TASK OBJECTIVE => Repeat each entry exactly and drop the pictures.

MATERIAL SUPPLIED =>
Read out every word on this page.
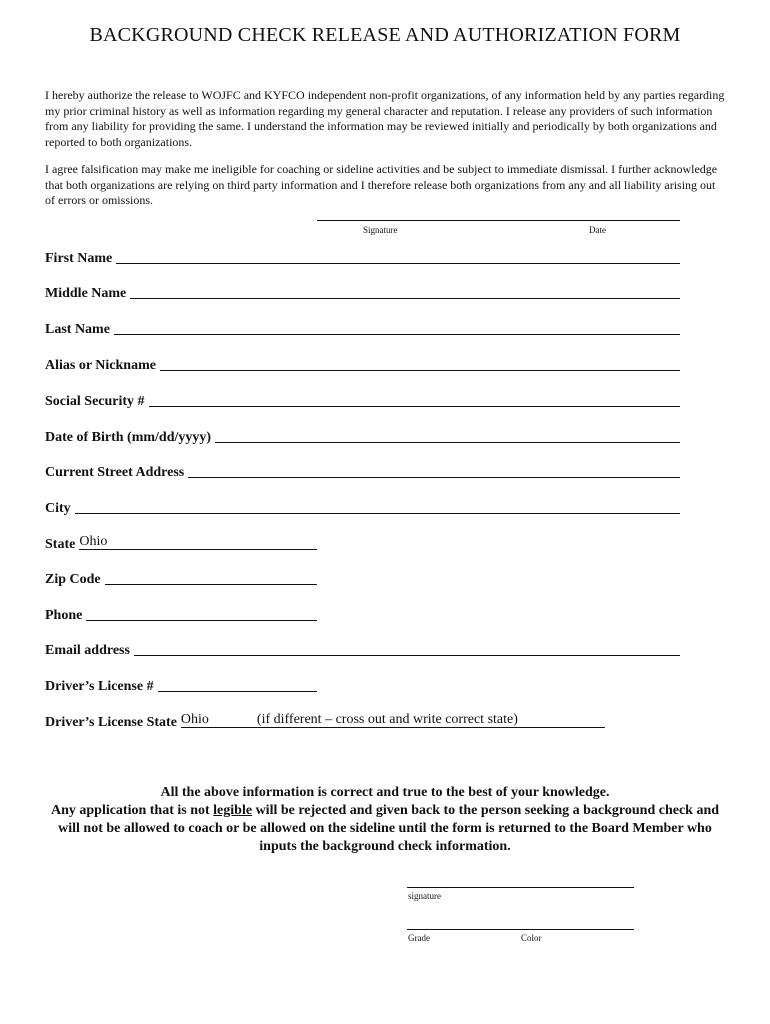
BACKGROUND CHECK RELEASE AND AUTHORIZATION FORM
I hereby authorize the release to WOJFC and KYFCO independent non-profit organizations, of any information held by any parties regarding my prior criminal history as well as information regarding my general character and reputation. I release any providers of such information from any liability for providing the same. I understand the information may be reviewed initially and periodically by both organizations and reported to both organizations.
I agree falsification may make me ineligible for coaching or sideline activities and be subject to immediate dismissal. I further acknowledge that both organizations are relying on third party information and I therefore release both organizations from any and all liability arising out of errors or omissions.
Signature	Date
First Name
Middle Name
Last Name
Alias or Nickname
Social Security #
Date of Birth (mm/dd/yyyy)
Current Street Address
City
State Ohio
Zip Code
Phone
Email address
Driver’s License #
Driver’s License State Ohio	(if different – cross out and write correct state)
All the above information is correct and true to the best of your knowledge.
Any application that is not legible will be rejected and given back to the person seeking a background check and will not be allowed to coach or be allowed on the sideline until the form is returned to the Board Member who inputs the background check information.
signature
Grade	Color
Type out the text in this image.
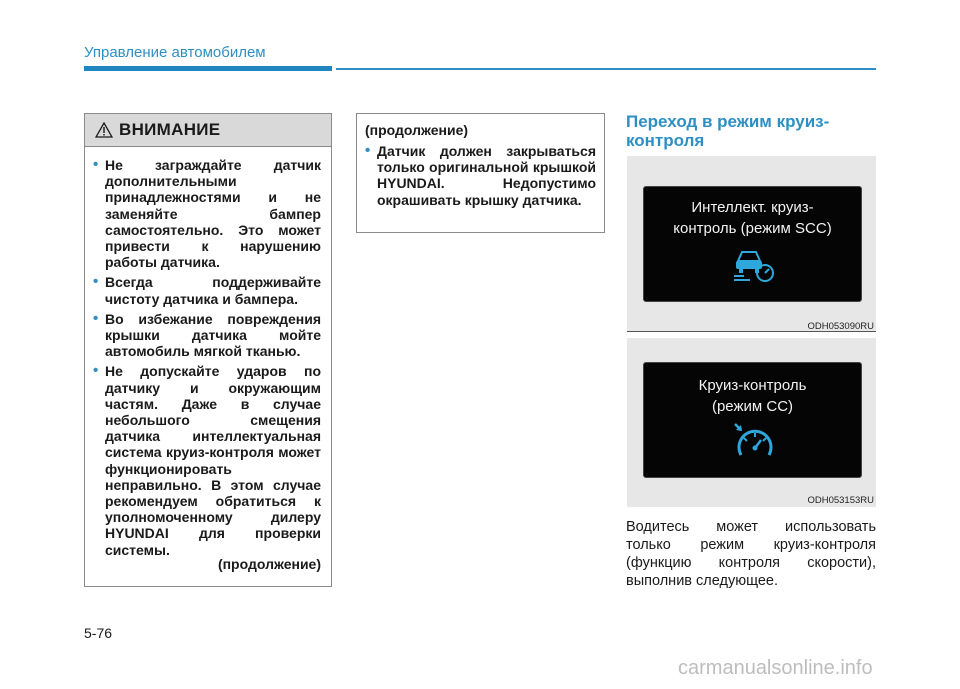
Управление автомобилем
ВНИМАНИЕ
• Не заграждайте датчик дополнительными принадлежностями и не заменяйте бампер самостоятельно. Это может привести к нарушению работы датчика.
• Всегда поддерживайте чистоту датчика и бампера.
• Во избежание повреждения крышки датчика мойте автомобиль мягкой тканью.
• Не допускайте ударов по датчику и окружающим частям. Даже в случае небольшого смещения датчика интеллектуальная система круиз-контроля может функционировать неправильно. В этом случае рекомендуем обратиться к уполномоченному дилеру HYUNDAI для проверки системы.
(продолжение)
(продолжение)
• Датчик должен закрываться только оригинальной крышкой HYUNDAI. Недопустимо окрашивать крышку датчика.
Переход в режим круиз-контроля
Интеллект. круиз-
контроль (режим SCC)
ODH053090RU
Круиз-контроль
(режим CC)
ODH053153RU
Водитесь может использовать только режим круиз-контроля (функцию контроля скорости), выполнив следующее.
5-76
carmanualsonline.info
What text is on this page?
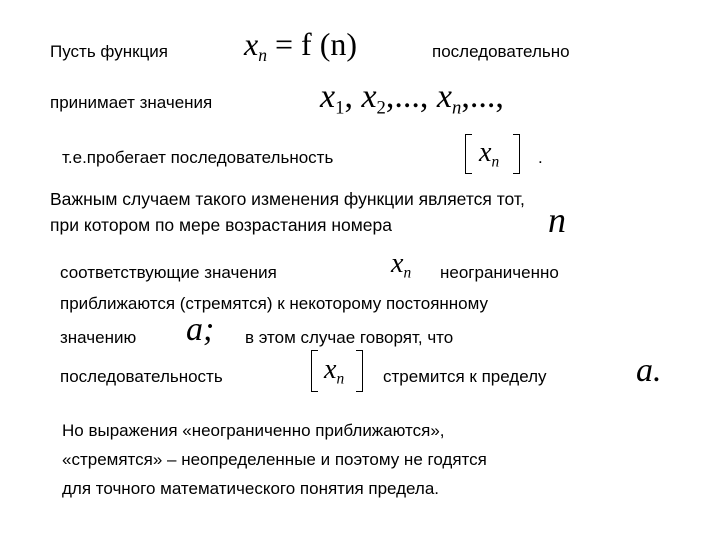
Пусть функция $x_n = f$ (n)	последовательно
принимает значения	$x_1$, $x_2$,..., $x_n$,...,
т.е.пробегает последовательность	$x_n$ .
Важным случаем такого изменения функции является тот,
при котором по мере возрастания номера	n
соответствующие значения	$x_n$ неограниченно
приближаются (стремятся) к некоторому постоянному
значению a; в этом случае говорят, что
последовательность	$x_n$ стремится к пределу	a.
Но выражения «неограниченно приближаются»,
«стремятся» – неопределенные и поэтому не годятся
для точного математического понятия предела.
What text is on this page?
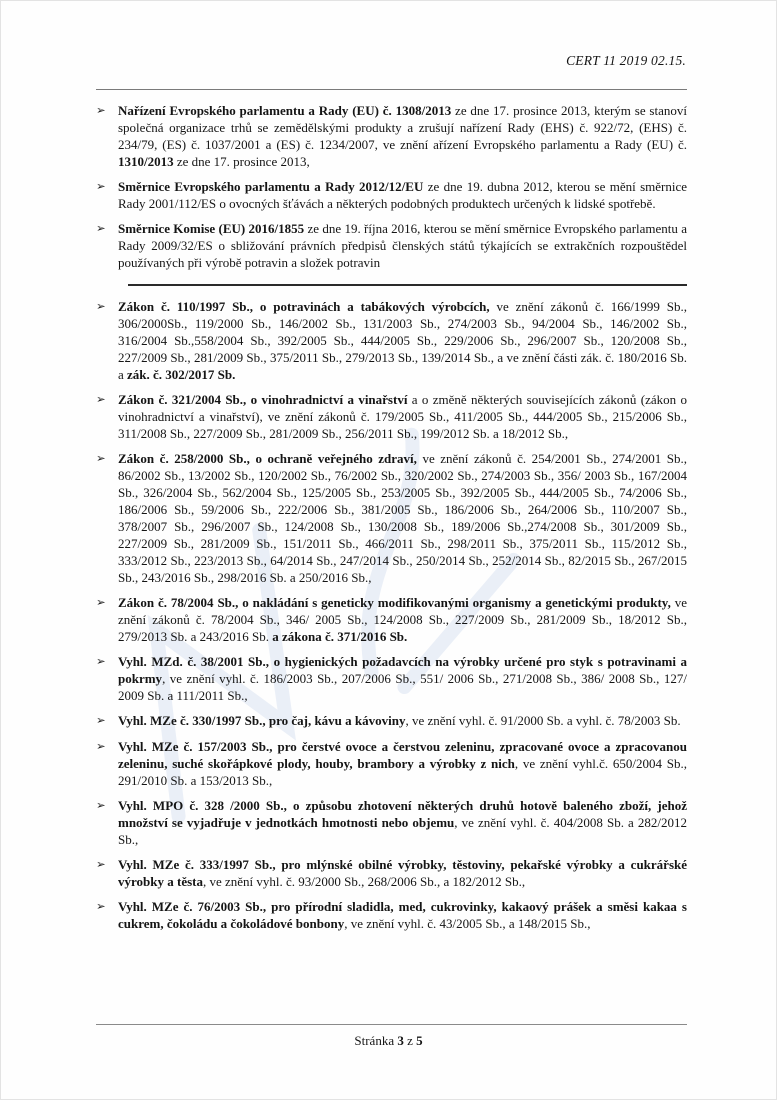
CERT 11 2019 02.15.
➢ Nařízení Evropského parlamentu a Rady (EU) č. 1308/2013 ze dne 17. prosince 2013, kterým se stanoví společná organizace trhů se zemědělskými produkty a zrušují nařízení Rady (EHS) č. 922/72, (EHS) č. 234/79, (ES) č. 1037/2001 a (ES) č. 1234/2007, ve znění ařízení Evropského parlamentu a Rady (EU) č. 1310/2013 ze dne 17. prosince 2013,
➢ Směrnice Evropského parlamentu a Rady 2012/12/EU ze dne 19. dubna 2012, kterou se mění směrnice Rady 2001/112/ES o ovocných šťávách a některých podobných produktech určených k lidské spotřebě.
➢ Směrnice Komise (EU) 2016/1855 ze dne 19. října 2016, kterou se mění směrnice Evropského parlamentu a Rady 2009/32/ES o sbližování právních předpisů členských států týkajících se extrakčních rozpouštědel používaných při výrobě potravin a složek potravin
➢ Zákon č. 110/1997 Sb., o potravinách a tabákových výrobcích, ve znění zákonů č. 166/1999 Sb., 306/2000Sb., 119/2000 Sb., 146/2002 Sb., 131/2003 Sb., 274/2003 Sb., 94/2004 Sb., 146/2002 Sb., 316/2004 Sb.,558/2004 Sb., 392/2005 Sb., 444/2005 Sb., 229/2006 Sb., 296/2007 Sb., 120/2008 Sb., 227/2009 Sb., 281/2009 Sb., 375/2011 Sb., 279/2013 Sb., 139/2014 Sb., a ve znění části zák. č. 180/2016 Sb. a zák. č. 302/2017 Sb.
➢ Zákon č. 321/2004 Sb., o vinohradnictví a vinařství a o změně některých souvisejících zákonů (zákon o vinohradnictví a vinařství), ve znění zákonů č. 179/2005 Sb., 411/2005 Sb., 444/2005 Sb., 215/2006 Sb., 311/2008 Sb., 227/2009 Sb., 281/2009 Sb., 256/2011 Sb., 199/2012 Sb. a 18/2012 Sb.,
➢ Zákon č. 258/2000 Sb., o ochraně veřejného zdraví, ve znění zákonů č. 254/2001 Sb., 274/2001 Sb., 86/2002 Sb., 13/2002 Sb., 120/2002 Sb., 76/2002 Sb., 320/2002 Sb., 274/2003 Sb., 356/ 2003 Sb., 167/2004 Sb., 326/2004 Sb., 562/2004 Sb., 125/2005 Sb., 253/2005 Sb., 392/2005 Sb., 444/2005 Sb., 74/2006 Sb., 186/2006 Sb., 59/2006 Sb., 222/2006 Sb., 381/2005 Sb., 186/2006 Sb., 264/2006 Sb., 110/2007 Sb., 378/2007 Sb., 296/2007 Sb., 124/2008 Sb., 130/2008 Sb., 189/2006 Sb.,274/2008 Sb., 301/2009 Sb., 227/2009 Sb., 281/2009 Sb., 151/2011 Sb., 466/2011 Sb., 298/2011 Sb., 375/2011 Sb., 115/2012 Sb., 333/2012 Sb., 223/2013 Sb., 64/2014 Sb., 247/2014 Sb., 250/2014 Sb., 252/2014 Sb., 82/2015 Sb., 267/2015 Sb., 243/2016 Sb., 298/2016 Sb. a 250/2016 Sb.,
➢ Zákon č. 78/2004 Sb., o nakládání s geneticky modifikovanými organismy a genetickými produkty, ve znění zákonů č. 78/2004 Sb., 346/ 2005 Sb., 124/2008 Sb., 227/2009 Sb., 281/2009 Sb., 18/2012 Sb., 279/2013 Sb. a 243/2016 Sb. a zákona č. 371/2016 Sb.
➢ Vyhl. MZd. č. 38/2001 Sb., o hygienických požadavcích na výrobky určené pro styk s potravinami a pokrmy, ve znění vyhl. č. 186/2003 Sb., 207/2006 Sb., 551/ 2006 Sb., 271/2008 Sb., 386/ 2008 Sb., 127/ 2009 Sb. a 111/2011 Sb.,
➢ Vyhl. MZe č. 330/1997 Sb., pro čaj, kávu a kávoviny, ve znění vyhl. č. 91/2000 Sb. a vyhl. č. 78/2003 Sb.
➢ Vyhl. MZe č. 157/2003 Sb., pro čerstvé ovoce a čerstvou zeleninu, zpracované ovoce a zpracovanou zeleninu, suché skořápkové plody, houby, brambory a výrobky z nich, ve znění vyhl.č. 650/2004 Sb., 291/2010 Sb. a 153/2013 Sb.,
➢ Vyhl. MPO č. 328 /2000 Sb., o způsobu zhotovení některých druhů hotově baleného zboží, jehož množství se vyjadřuje v jednotkách hmotnosti nebo objemu, ve znění vyhl. č. 404/2008 Sb. a 282/2012 Sb.,
➢ Vyhl. MZe č. 333/1997 Sb., pro mlýnské obilné výrobky, těstoviny, pekařské výrobky a cukrářské výrobky a těsta, ve znění vyhl. č. 93/2000 Sb., 268/2006 Sb., a 182/2012 Sb.,
➢ Vyhl. MZe č. 76/2003 Sb., pro přírodní sladidla, med, cukrovinky, kakaový prášek a směsi kakaa s cukrem, čokoládu a čokoládové bonbony, ve znění vyhl. č. 43/2005 Sb., a 148/2015 Sb.,
Stránka 3 z 5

COMPLETE RESPONSE =>
Read out every word on this page.
BACKGROUND CHECK RELEASE AND AUTHORIZATION FORM
I hereby authorize the release to WOJFC and KYFCO independent non-profit organizations, of any information held by any parties regarding my prior criminal history as well as information regarding my general character and reputation. I release any providers of such information from any liability for providing the same. I understand the information may be reviewed initially and periodically by both organizations and reported to both organizations.
I agree falsification may make me ineligible for coaching or sideline activities and be subject to immediate dismissal. I further acknowledge that both organizations are relying on third party information and I therefore release both organizations from any and all liability arising out of errors or omissions.
Signature	Date
First Name
Middle Name
Last Name
Alias or Nickname
Social Security #
Date of Birth (mm/dd/yyyy)
Current Street Address
City
State Ohio
Zip Code
Phone
Email address
Driver’s License #
Driver’s License State Ohio	(if different – cross out and write correct state)
All the above information is correct and true to the best of your knowledge.
Any application that is not legible will be rejected and given back to the person seeking a background check and will not be allowed to coach or be allowed on the sideline until the form is returned to the Board Member who inputs the background check information.
signature
Grade	Color
Type out the text in this image.
Управление автомобилем
ВНИМАНИЕ
• Не заграждайте датчик дополнительными принадлежностями и не заменяйте бампер самостоятельно. Это может привести к нарушению работы датчика.
• Всегда поддерживайте чистоту датчика и бампера.
• Во избежание повреждения крышки датчика мойте автомобиль мягкой тканью.
• Не допускайте ударов по датчику и окружающим частям. Даже в случае небольшого смещения датчика интеллектуальная система круиз-контроля может функционировать неправильно. В этом случае рекомендуем обратиться к уполномоченному дилеру HYUNDAI для проверки системы.
(продолжение)
(продолжение)
• Датчик должен закрываться только оригинальной крышкой HYUNDAI. Недопустимо окрашивать крышку датчика.
Переход в режим круиз-контроля
Интеллект. круиз-
контроль (режим SCC)
ODH053090RU
Круиз-контроль
(режим CC)
ODH053153RU
Водитесь может использовать только режим круиз-контроля (функцию контроля скорости), выполнив следующее.
5-76
carmanualsonline.info
What text is on this page?
Пусть функция $x_n = f$ (n)	последовательно
принимает значения	$x_1$, $x_2$,..., $x_n$,...,
т.е.пробегает последовательность	$x_n$ .
Важным случаем такого изменения функции является тот,
при котором по мере возрастания номера	n
соответствующие значения	$x_n$ неограниченно
приближаются (стремятся) к некоторому постоянному
значению a; в этом случае говорят, что
последовательность	$x_n$ стремится к пределу	a.
Но выражения «неограниченно приближаются»,
«стремятся» – неопределенные и поэтому не годятся
для точного математического понятия предела.
What text is on this page?
CERT 11 2019 02.15.
➢ Nařízení Evropského parlamentu a Rady (EU) č. 1308/2013 ze dne 17. prosince 2013, kterým se stanoví společná organizace trhů se zemědělskými produkty a zrušují nařízení Rady (EHS) č. 922/72, (EHS) č. 234/79, (ES) č. 1037/2001 a (ES) č. 1234/2007, ve znění ařízení Evropského parlamentu a Rady (EU) č. 1310/2013 ze dne 17. prosince 2013,
➢ Směrnice Evropského parlamentu a Rady 2012/12/EU ze dne 19. dubna 2012, kterou se mění směrnice Rady 2001/112/ES o ovocných šťávách a některých podobných produktech určených k lidské spotřebě.
➢ Směrnice Komise (EU) 2016/1855 ze dne 19. října 2016, kterou se mění směrnice Evropského parlamentu a Rady 2009/32/ES o sbližování právních předpisů členských států týkajících se extrakčních rozpouštědel používaných při výrobě potravin a složek potravin
➢ Zákon č. 110/1997 Sb., o potravinách a tabákových výrobcích, ve znění zákonů č. 166/1999 Sb., 306/2000Sb., 119/2000 Sb., 146/2002 Sb., 131/2003 Sb., 274/2003 Sb., 94/2004 Sb., 146/2002 Sb., 316/2004 Sb.,558/2004 Sb., 392/2005 Sb., 444/2005 Sb., 229/2006 Sb., 296/2007 Sb., 120/2008 Sb., 227/2009 Sb., 281/2009 Sb., 375/2011 Sb., 279/2013 Sb., 139/2014 Sb., a ve znění části zák. č. 180/2016 Sb. a zák. č. 302/2017 Sb.
➢ Zákon č. 321/2004 Sb., o vinohradnictví a vinařství a o změně některých souvisejících zákonů (zákon o vinohradnictví a vinařství), ve znění zákonů č. 179/2005 Sb., 411/2005 Sb., 444/2005 Sb., 215/2006 Sb., 311/2008 Sb., 227/2009 Sb., 281/2009 Sb., 256/2011 Sb., 199/2012 Sb. a 18/2012 Sb.,
➢ Zákon č. 258/2000 Sb., o ochraně veřejného zdraví, ve znění zákonů č. 254/2001 Sb., 274/2001 Sb., 86/2002 Sb., 13/2002 Sb., 120/2002 Sb., 76/2002 Sb., 320/2002 Sb., 274/2003 Sb., 356/ 2003 Sb., 167/2004 Sb., 326/2004 Sb., 562/2004 Sb., 125/2005 Sb., 253/2005 Sb., 392/2005 Sb., 444/2005 Sb., 74/2006 Sb., 186/2006 Sb., 59/2006 Sb., 222/2006 Sb., 381/2005 Sb., 186/2006 Sb., 264/2006 Sb., 110/2007 Sb., 378/2007 Sb., 296/2007 Sb., 124/2008 Sb., 130/2008 Sb., 189/2006 Sb.,274/2008 Sb., 301/2009 Sb., 227/2009 Sb., 281/2009 Sb., 151/2011 Sb., 466/2011 Sb., 298/2011 Sb., 375/2011 Sb., 115/2012 Sb., 333/2012 Sb., 223/2013 Sb., 64/2014 Sb., 247/2014 Sb., 250/2014 Sb., 252/2014 Sb., 82/2015 Sb., 267/2015 Sb., 243/2016 Sb., 298/2016 Sb. a 250/2016 Sb.,
➢ Zákon č. 78/2004 Sb., o nakládání s geneticky modifikovanými organismy a genetickými produkty, ve znění zákonů č. 78/2004 Sb., 346/ 2005 Sb., 124/2008 Sb., 227/2009 Sb., 281/2009 Sb., 18/2012 Sb., 279/2013 Sb. a 243/2016 Sb. a zákona č. 371/2016 Sb.
➢ Vyhl. MZd. č. 38/2001 Sb., o hygienických požadavcích na výrobky určené pro styk s potravinami a pokrmy, ve znění vyhl. č. 186/2003 Sb., 207/2006 Sb., 551/ 2006 Sb., 271/2008 Sb., 386/ 2008 Sb., 127/ 2009 Sb. a 111/2011 Sb.,
➢ Vyhl. MZe č. 330/1997 Sb., pro čaj, kávu a kávoviny, ve znění vyhl. č. 91/2000 Sb. a vyhl. č. 78/2003 Sb.
➢ Vyhl. MZe č. 157/2003 Sb., pro čerstvé ovoce a čerstvou zeleninu, zpracované ovoce a zpracovanou zeleninu, suché skořápkové plody, houby, brambory a výrobky z nich, ve znění vyhl.č. 650/2004 Sb., 291/2010 Sb. a 153/2013 Sb.,
➢ Vyhl. MPO č. 328 /2000 Sb., o způsobu zhotovení některých druhů hotově baleného zboží, jehož množství se vyjadřuje v jednotkách hmotnosti nebo objemu, ve znění vyhl. č. 404/2008 Sb. a 282/2012 Sb.,
➢ Vyhl. MZe č. 333/1997 Sb., pro mlýnské obilné výrobky, těstoviny, pekařské výrobky a cukrářské výrobky a těsta, ve znění vyhl. č. 93/2000 Sb., 268/2006 Sb., a 182/2012 Sb.,
➢ Vyhl. MZe č. 76/2003 Sb., pro přírodní sladidla, med, cukrovinky, kakaový prášek a směsi kakaa s cukrem, čokoládu a čokoládové bonbony, ve znění vyhl. č. 43/2005 Sb., a 148/2015 Sb.,
Stránka 3 z 5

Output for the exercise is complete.